◆ What you need to do ◆
• A. Rewrite the Rick Budd profile below from the words "- Education: Central" through the words "American politician (1920–1988)", replacing "Automobile dealer" with "Car dealer".
• B. Summarize the Rick Budd profile below in two sentences.

◆ Text passage ◆
Member of the Nebraska Legislature from the 2nd district
- In office January 5, 1965 – April 1, 1970
- Preceded by: William Brandt
- Succeeded by: Jack Mullen

Personal details
- Born: April 12, 1920 Independence, Missouri
- Died: June 25, 1988 (aged 68) Omaha, Nebraska
- Party: Republican
- Spouse: Clara Lee Keller ​(m. 1945)​
- Children: 4 (Rick, Linda, Ralph, Virginia)
- Education: Central Methodist College University of Southern California University of Missouri (B.S.)
- Occupation: Automobile dealer

= Rick Budd =

American politician (1920–1988)

Rick S. Budd (April 12, 1920 – June 25, 1988) was a Republican politician from Nebraska who served as a member of the Nebraska Legislature from the 2nd district from 1965 to 1970.

==Early life==
Budd was born in Independence, Missouri, in 1920, and attended Central Methodist College and the University of Southern California before graduating with his bachelor's degree in business administration from the University of Missouri. Budd owned and operated several companies in Nebraska City, including a car dealership, hardware store, and appliance store. He served as a member of the Nebraska City School Board.

◆ Recorded information ◆
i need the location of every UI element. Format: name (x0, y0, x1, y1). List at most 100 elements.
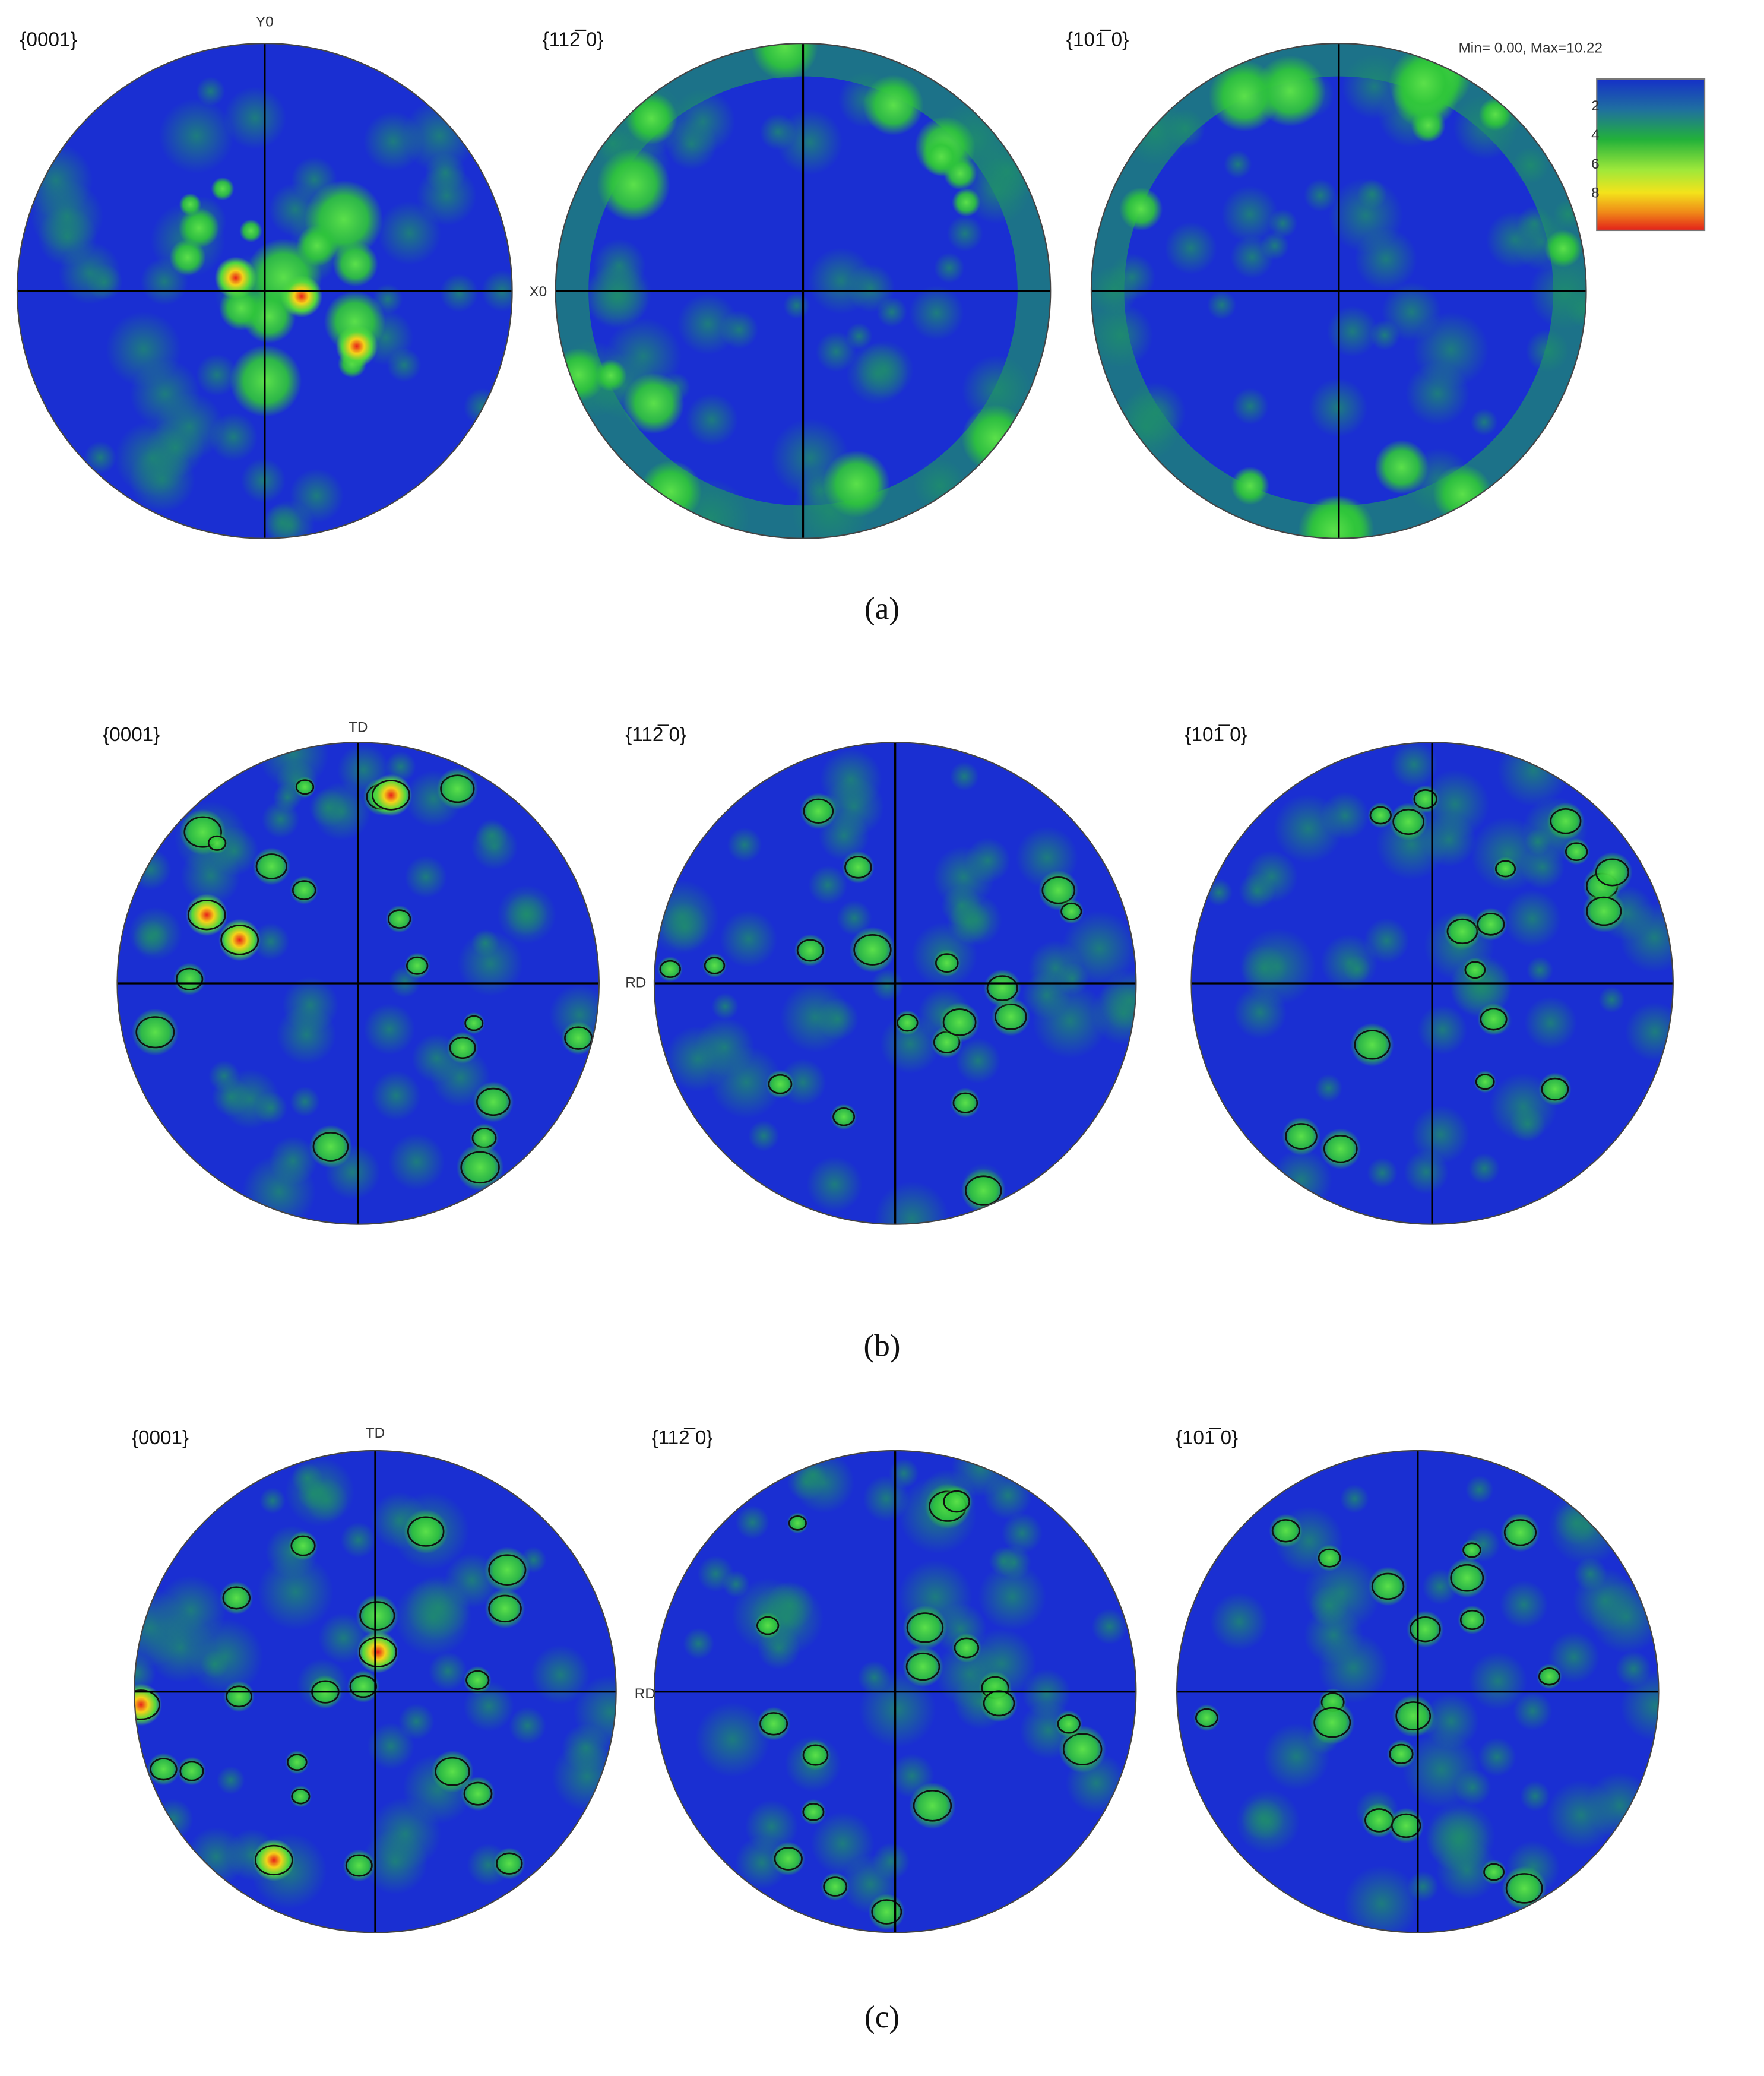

◆ Answers to each task ◆
• A.
- Education: Central Methodist College University of Southern California University of Missouri (B.S.)
- Occupation: Car dealer

= Rick Budd =

American politician (1920–1988)

• B. Rick S. Budd (1920–1988) was a Republican politician from Nebraska who served in the Nebraska Legislature for the 2nd district from 1965 to 1970. Born in Independence, Missouri, he earned a bachelor's degree in business administration from the University of Missouri, owned and operated several companies in Nebraska City, including a car dealership, and served on the Nebraska City School Board.